• [Your task] Filter the records for lines holding the string "Oasis".

####################

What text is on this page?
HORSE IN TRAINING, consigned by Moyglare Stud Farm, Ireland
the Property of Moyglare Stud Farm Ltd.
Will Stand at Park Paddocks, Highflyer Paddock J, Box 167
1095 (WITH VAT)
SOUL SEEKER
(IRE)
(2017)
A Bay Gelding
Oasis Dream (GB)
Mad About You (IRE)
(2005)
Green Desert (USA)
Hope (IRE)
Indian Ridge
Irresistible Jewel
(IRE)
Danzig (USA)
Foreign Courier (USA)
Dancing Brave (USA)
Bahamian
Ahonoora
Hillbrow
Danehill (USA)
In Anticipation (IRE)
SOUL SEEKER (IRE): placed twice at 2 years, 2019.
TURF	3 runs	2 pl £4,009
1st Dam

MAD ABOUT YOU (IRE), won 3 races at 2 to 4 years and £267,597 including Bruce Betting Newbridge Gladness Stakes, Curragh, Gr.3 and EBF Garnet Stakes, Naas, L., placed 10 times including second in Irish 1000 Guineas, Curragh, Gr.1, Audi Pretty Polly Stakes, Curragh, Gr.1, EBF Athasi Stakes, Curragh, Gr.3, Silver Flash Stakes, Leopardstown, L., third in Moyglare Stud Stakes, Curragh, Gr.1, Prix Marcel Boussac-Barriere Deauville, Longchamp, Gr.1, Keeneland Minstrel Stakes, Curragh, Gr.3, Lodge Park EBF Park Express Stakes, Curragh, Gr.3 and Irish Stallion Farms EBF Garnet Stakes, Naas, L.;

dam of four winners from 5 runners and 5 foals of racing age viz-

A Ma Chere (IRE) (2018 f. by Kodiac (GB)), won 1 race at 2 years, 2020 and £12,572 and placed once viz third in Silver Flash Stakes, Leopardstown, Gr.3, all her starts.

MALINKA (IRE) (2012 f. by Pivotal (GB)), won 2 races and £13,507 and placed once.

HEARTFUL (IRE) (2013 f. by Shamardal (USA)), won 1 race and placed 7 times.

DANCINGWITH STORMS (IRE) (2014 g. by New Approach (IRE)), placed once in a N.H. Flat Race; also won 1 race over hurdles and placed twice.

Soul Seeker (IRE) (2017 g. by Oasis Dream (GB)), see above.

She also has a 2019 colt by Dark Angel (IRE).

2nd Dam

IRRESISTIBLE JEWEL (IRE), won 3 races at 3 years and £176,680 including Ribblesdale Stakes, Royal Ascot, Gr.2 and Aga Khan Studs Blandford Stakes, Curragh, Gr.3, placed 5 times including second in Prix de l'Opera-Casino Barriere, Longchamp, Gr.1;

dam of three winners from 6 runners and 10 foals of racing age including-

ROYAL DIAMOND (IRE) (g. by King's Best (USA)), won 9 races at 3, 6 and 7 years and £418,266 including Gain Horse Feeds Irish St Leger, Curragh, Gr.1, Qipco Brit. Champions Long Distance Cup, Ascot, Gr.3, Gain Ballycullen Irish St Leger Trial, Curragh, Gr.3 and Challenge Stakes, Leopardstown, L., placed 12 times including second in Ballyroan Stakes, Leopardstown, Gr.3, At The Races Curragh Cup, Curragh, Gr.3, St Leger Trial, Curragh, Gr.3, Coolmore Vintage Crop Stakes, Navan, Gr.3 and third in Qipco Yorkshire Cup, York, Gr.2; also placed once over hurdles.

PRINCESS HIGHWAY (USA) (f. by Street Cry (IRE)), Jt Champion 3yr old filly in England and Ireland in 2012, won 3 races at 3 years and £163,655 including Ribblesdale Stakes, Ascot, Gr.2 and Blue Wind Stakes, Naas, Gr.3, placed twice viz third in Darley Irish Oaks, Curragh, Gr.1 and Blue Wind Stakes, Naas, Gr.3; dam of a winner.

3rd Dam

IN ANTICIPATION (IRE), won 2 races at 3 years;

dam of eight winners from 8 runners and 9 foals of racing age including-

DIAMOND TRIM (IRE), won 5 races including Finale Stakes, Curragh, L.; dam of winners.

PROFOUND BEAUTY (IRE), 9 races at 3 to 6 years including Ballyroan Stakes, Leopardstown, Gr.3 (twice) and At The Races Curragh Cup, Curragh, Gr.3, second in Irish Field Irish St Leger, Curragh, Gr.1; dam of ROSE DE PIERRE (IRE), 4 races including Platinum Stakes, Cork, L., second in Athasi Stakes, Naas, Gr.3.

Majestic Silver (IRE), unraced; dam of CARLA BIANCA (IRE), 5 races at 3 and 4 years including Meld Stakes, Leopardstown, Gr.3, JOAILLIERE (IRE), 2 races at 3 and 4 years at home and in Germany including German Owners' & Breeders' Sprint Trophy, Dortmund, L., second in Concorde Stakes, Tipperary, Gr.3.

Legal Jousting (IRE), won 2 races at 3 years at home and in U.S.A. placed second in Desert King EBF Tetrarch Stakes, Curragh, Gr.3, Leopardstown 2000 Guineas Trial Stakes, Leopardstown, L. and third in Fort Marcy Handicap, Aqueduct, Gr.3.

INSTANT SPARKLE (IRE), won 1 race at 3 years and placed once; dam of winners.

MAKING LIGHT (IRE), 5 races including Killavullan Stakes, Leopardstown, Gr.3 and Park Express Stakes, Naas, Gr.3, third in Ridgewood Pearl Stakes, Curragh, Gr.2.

####################

• [Response to this exercise]
Oasis Dream (GB)
Soul Seeker (IRE) (2017 g. by Oasis Dream (GB)), see above.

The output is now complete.